/---

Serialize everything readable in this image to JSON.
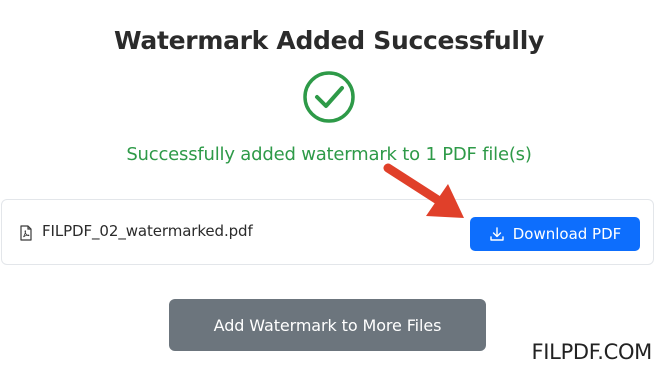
{
  "page": {
    "title": "Watermark Added Successfully",
    "success_message": "Successfully added watermark to 1 PDF file(s)",
    "status_icon": "check-circle-icon"
  },
  "file": {
    "icon": "pdf-file-icon",
    "name": "FILPDF_02_watermarked.pdf",
    "download_label": "Download PDF",
    "download_icon": "download-icon"
  },
  "actions": {
    "more_label": "Add Watermark to More Files"
  },
  "brand": {
    "watermark": "FILPDF.COM"
  },
  "colors": {
    "success": "#2e9a48",
    "primary": "#0d6efd",
    "secondary": "#6c757d",
    "annotation_arrow": "#e0402a"
  }
}
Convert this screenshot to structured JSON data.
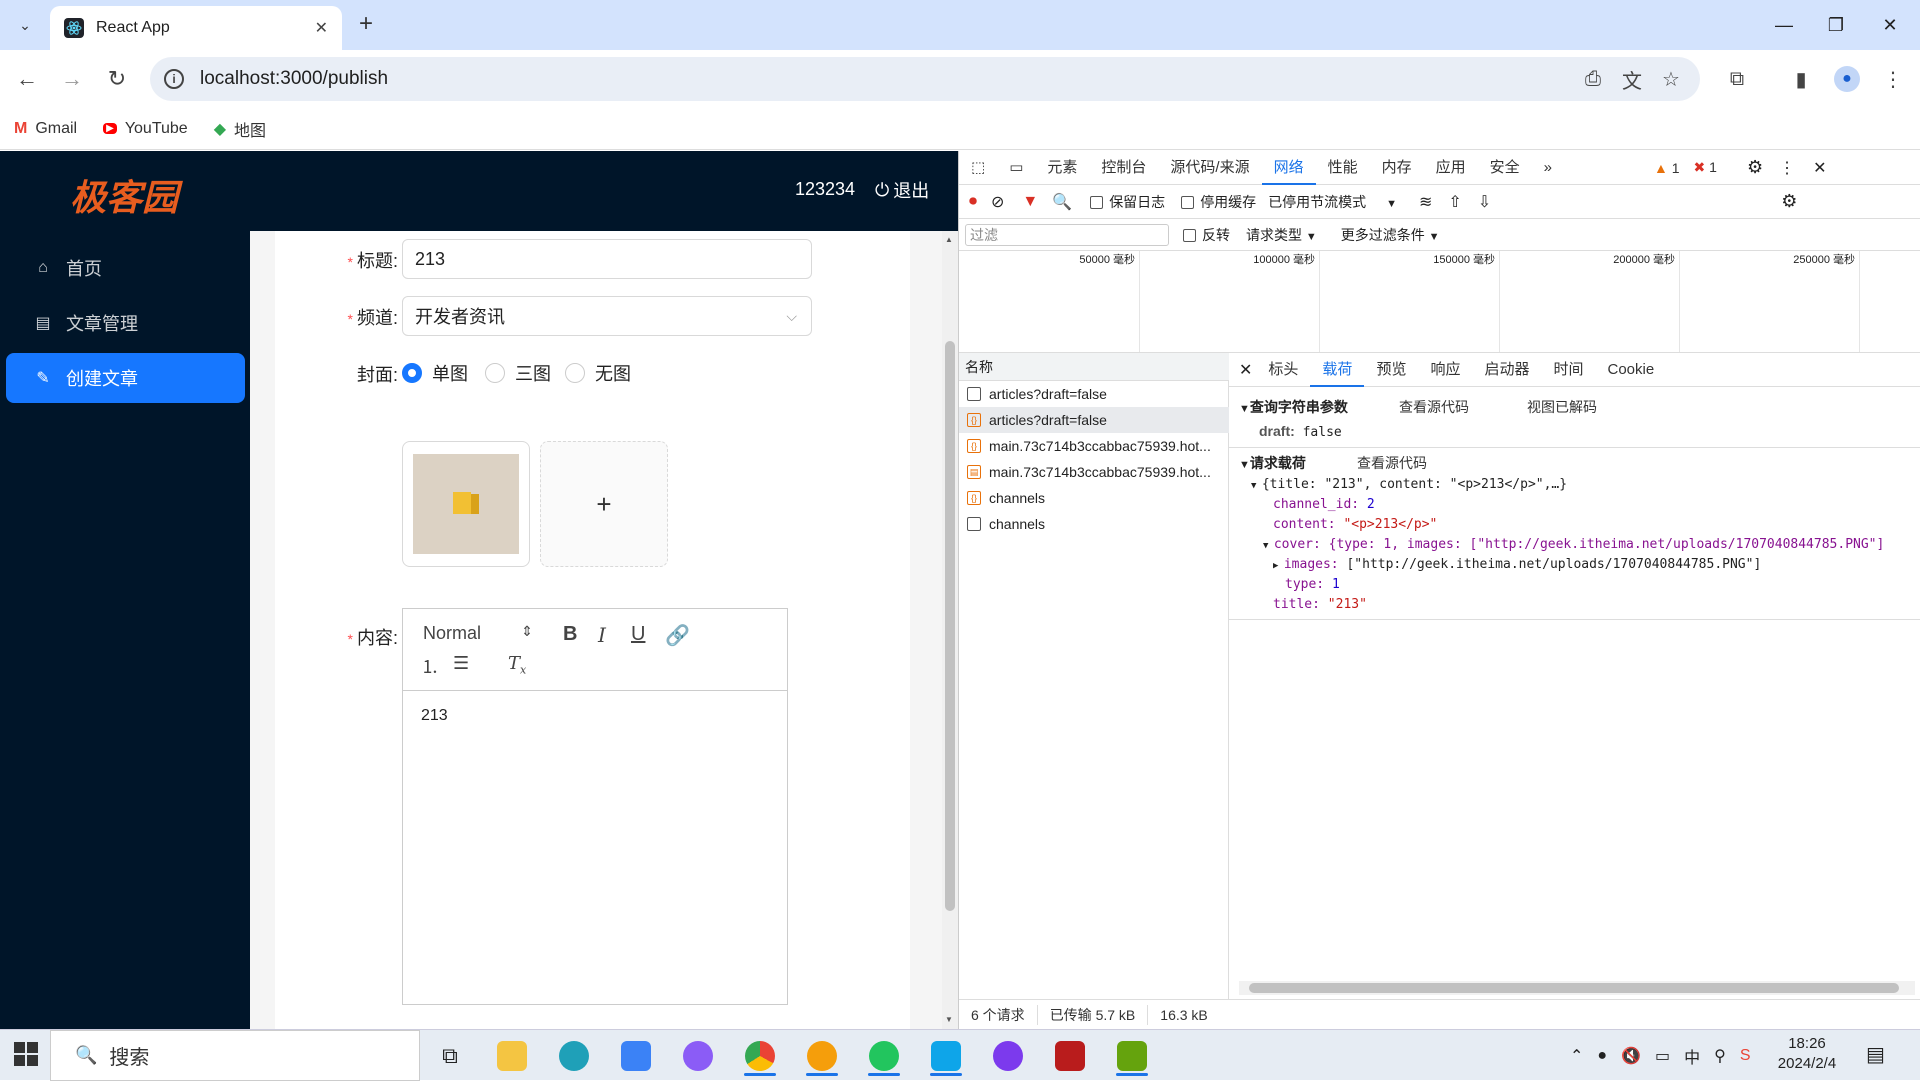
{
  "browser": {
    "tab_title": "React App",
    "url": "localhost:3000/publish",
    "bookmarks": [
      {
        "label": "Gmail",
        "icon": "gmail-icon"
      },
      {
        "label": "YouTube",
        "icon": "youtube-icon"
      },
      {
        "label": "地图",
        "icon": "maps-icon"
      }
    ]
  },
  "app": {
    "logo": "极客园",
    "username": "123234",
    "logout": "退出",
    "menu": [
      {
        "label": "首页",
        "icon": "home-icon"
      },
      {
        "label": "文章管理",
        "icon": "article-icon"
      },
      {
        "label": "创建文章",
        "icon": "edit-icon",
        "active": true
      }
    ],
    "form": {
      "title_label": "标题:",
      "title_value": "213",
      "channel_label": "频道:",
      "channel_value": "开发者资讯",
      "cover_label": "封面:",
      "cover_options": [
        "单图",
        "三图",
        "无图"
      ],
      "cover_selected": "单图",
      "upload_plus": "+",
      "content_label": "内容:",
      "editor_format": "Normal",
      "editor_text": "213"
    }
  },
  "devtools": {
    "tabs": [
      "元素",
      "控制台",
      "源代码/来源",
      "网络",
      "性能",
      "内存",
      "应用",
      "安全"
    ],
    "active_tab": "网络",
    "warnings": "1",
    "errors": "1",
    "toolbar": {
      "preserve_log": "保留日志",
      "disable_cache": "停用缓存",
      "throttling": "已停用节流模式"
    },
    "filter": {
      "placeholder": "过滤",
      "invert": "反转",
      "request_types": "请求类型",
      "more_filters": "更多过滤条件"
    },
    "timeline_ticks": [
      "50000 毫秒",
      "100000 毫秒",
      "150000 毫秒",
      "200000 毫秒",
      "250000 毫秒"
    ],
    "list_header": "名称",
    "requests": [
      {
        "name": "articles?draft=false",
        "icon": "checkbox-icon"
      },
      {
        "name": "articles?draft=false",
        "icon": "xhr-icon",
        "selected": true
      },
      {
        "name": "main.73c714b3ccabbac75939.hot...",
        "icon": "xhr-icon"
      },
      {
        "name": "main.73c714b3ccabbac75939.hot...",
        "icon": "script-icon"
      },
      {
        "name": "channels",
        "icon": "xhr-icon"
      },
      {
        "name": "channels",
        "icon": "checkbox-icon"
      }
    ],
    "detail_tabs": [
      "标头",
      "载荷",
      "预览",
      "响应",
      "启动器",
      "时间",
      "Cookie"
    ],
    "detail_active": "载荷",
    "payload": {
      "query_title": "查询字符串参数",
      "view_source": "查看源代码",
      "view_decoded": "视图已解码",
      "query_key": "draft:",
      "query_value": "false",
      "body_title": "请求载荷",
      "body_view_source": "查看源代码",
      "summary": "{title: \"213\", content: \"<p>213</p>\",…}",
      "channel_key": "channel_id:",
      "channel_val": "2",
      "content_key": "content:",
      "content_val": "\"<p>213</p>\"",
      "cover_summary": "cover: {type: 1, images: [\"http://geek.itheima.net/uploads/1707040844785.PNG\"]",
      "images_key": "images:",
      "images_val": "[\"http://geek.itheima.net/uploads/1707040844785.PNG\"]",
      "type_key": "type:",
      "type_val": "1",
      "title_key": "title:",
      "title_val": "\"213\""
    },
    "status": {
      "requests": "6 个请求",
      "transferred": "已传输 5.7 kB",
      "resources": "16.3 kB"
    }
  },
  "taskbar": {
    "search": "搜索",
    "time": "18:26",
    "date": "2024/2/4",
    "ime": "中"
  }
}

\---

*WHAT TO PRODUCE*. Reproduce the full listing faithfully, but do not carry over any pictures.

*EXERCISE ANSWER*.
Serialize everything readable in this image to JSON.
{
  "page": {
    "title": "Watermark Added Successfully",
    "success_message": "Successfully added watermark to 1 PDF file(s)",
    "status_icon": "check-circle-icon"
  },
  "file": {
    "icon": "pdf-file-icon",
    "name": "FILPDF_02_watermarked.pdf",
    "download_label": "Download PDF",
    "download_icon": "download-icon"
  },
  "actions": {
    "more_label": "Add Watermark to More Files"
  },
  "brand": {
    "watermark": "FILPDF.COM"
  },
  "colors": {
    "success": "#2e9a48",
    "primary": "#0d6efd",
    "secondary": "#6c757d",
    "annotation_arrow": "#e0402a"
  }
}
Convert this screenshot to structured JSON data.
{
  "browser": {
    "tab_title": "React App",
    "url": "localhost:3000/publish",
    "bookmarks": [
      {
        "label": "Gmail",
        "icon": "gmail-icon"
      },
      {
        "label": "YouTube",
        "icon": "youtube-icon"
      },
      {
        "label": "地图",
        "icon": "maps-icon"
      }
    ]
  },
  "app": {
    "logo": "极客园",
    "username": "123234",
    "logout": "退出",
    "menu": [
      {
        "label": "首页",
        "icon": "home-icon"
      },
      {
        "label": "文章管理",
        "icon": "article-icon"
      },
      {
        "label": "创建文章",
        "icon": "edit-icon",
        "active": true
      }
    ],
    "form": {
      "title_label": "标题:",
      "title_value": "213",
      "channel_label": "频道:",
      "channel_value": "开发者资讯",
      "cover_label": "封面:",
      "cover_options": [
        "单图",
        "三图",
        "无图"
      ],
      "cover_selected": "单图",
      "upload_plus": "+",
      "content_label": "内容:",
      "editor_format": "Normal",
      "editor_text": "213"
    }
  },
  "devtools": {
    "tabs": [
      "元素",
      "控制台",
      "源代码/来源",
      "网络",
      "性能",
      "内存",
      "应用",
      "安全"
    ],
    "active_tab": "网络",
    "warnings": "1",
    "errors": "1",
    "toolbar": {
      "preserve_log": "保留日志",
      "disable_cache": "停用缓存",
      "throttling": "已停用节流模式"
    },
    "filter": {
      "placeholder": "过滤",
      "invert": "反转",
      "request_types": "请求类型",
      "more_filters": "更多过滤条件"
    },
    "timeline_ticks": [
      "50000 毫秒",
      "100000 毫秒",
      "150000 毫秒",
      "200000 毫秒",
      "250000 毫秒"
    ],
    "list_header": "名称",
    "requests": [
      {
        "name": "articles?draft=false",
        "icon": "checkbox-icon"
      },
      {
        "name": "articles?draft=false",
        "icon": "xhr-icon",
        "selected": true
      },
      {
        "name": "main.73c714b3ccabbac75939.hot...",
        "icon": "xhr-icon"
      },
      {
        "name": "main.73c714b3ccabbac75939.hot...",
        "icon": "script-icon"
      },
      {
        "name": "channels",
        "icon": "xhr-icon"
      },
      {
        "name": "channels",
        "icon": "checkbox-icon"
      }
    ],
    "detail_tabs": [
      "标头",
      "载荷",
      "预览",
      "响应",
      "启动器",
      "时间",
      "Cookie"
    ],
    "detail_active": "载荷",
    "payload": {
      "query_title": "查询字符串参数",
      "view_source": "查看源代码",
      "view_decoded": "视图已解码",
      "query_key": "draft:",
      "query_value": "false",
      "body_title": "请求载荷",
      "body_view_source": "查看源代码",
      "summary": "{title: \"213\", content: \"<p>213</p>\",…}",
      "channel_key": "channel_id:",
      "channel_val": "2",
      "content_key": "content:",
      "content_val": "\"<p>213</p>\"",
      "cover_summary": "cover: {type: 1, images: [\"http://geek.itheima.net/uploads/1707040844785.PNG\"]",
      "images_key": "images:",
      "images_val": "[\"http://geek.itheima.net/uploads/1707040844785.PNG\"]",
      "type_key": "type:",
      "type_val": "1",
      "title_key": "title:",
      "title_val": "\"213\""
    },
    "status": {
      "requests": "6 个请求",
      "transferred": "已传输 5.7 kB",
      "resources": "16.3 kB"
    }
  },
  "taskbar": {
    "search": "搜索",
    "time": "18:26",
    "date": "2024/2/4",
    "ime": "中"
  }
}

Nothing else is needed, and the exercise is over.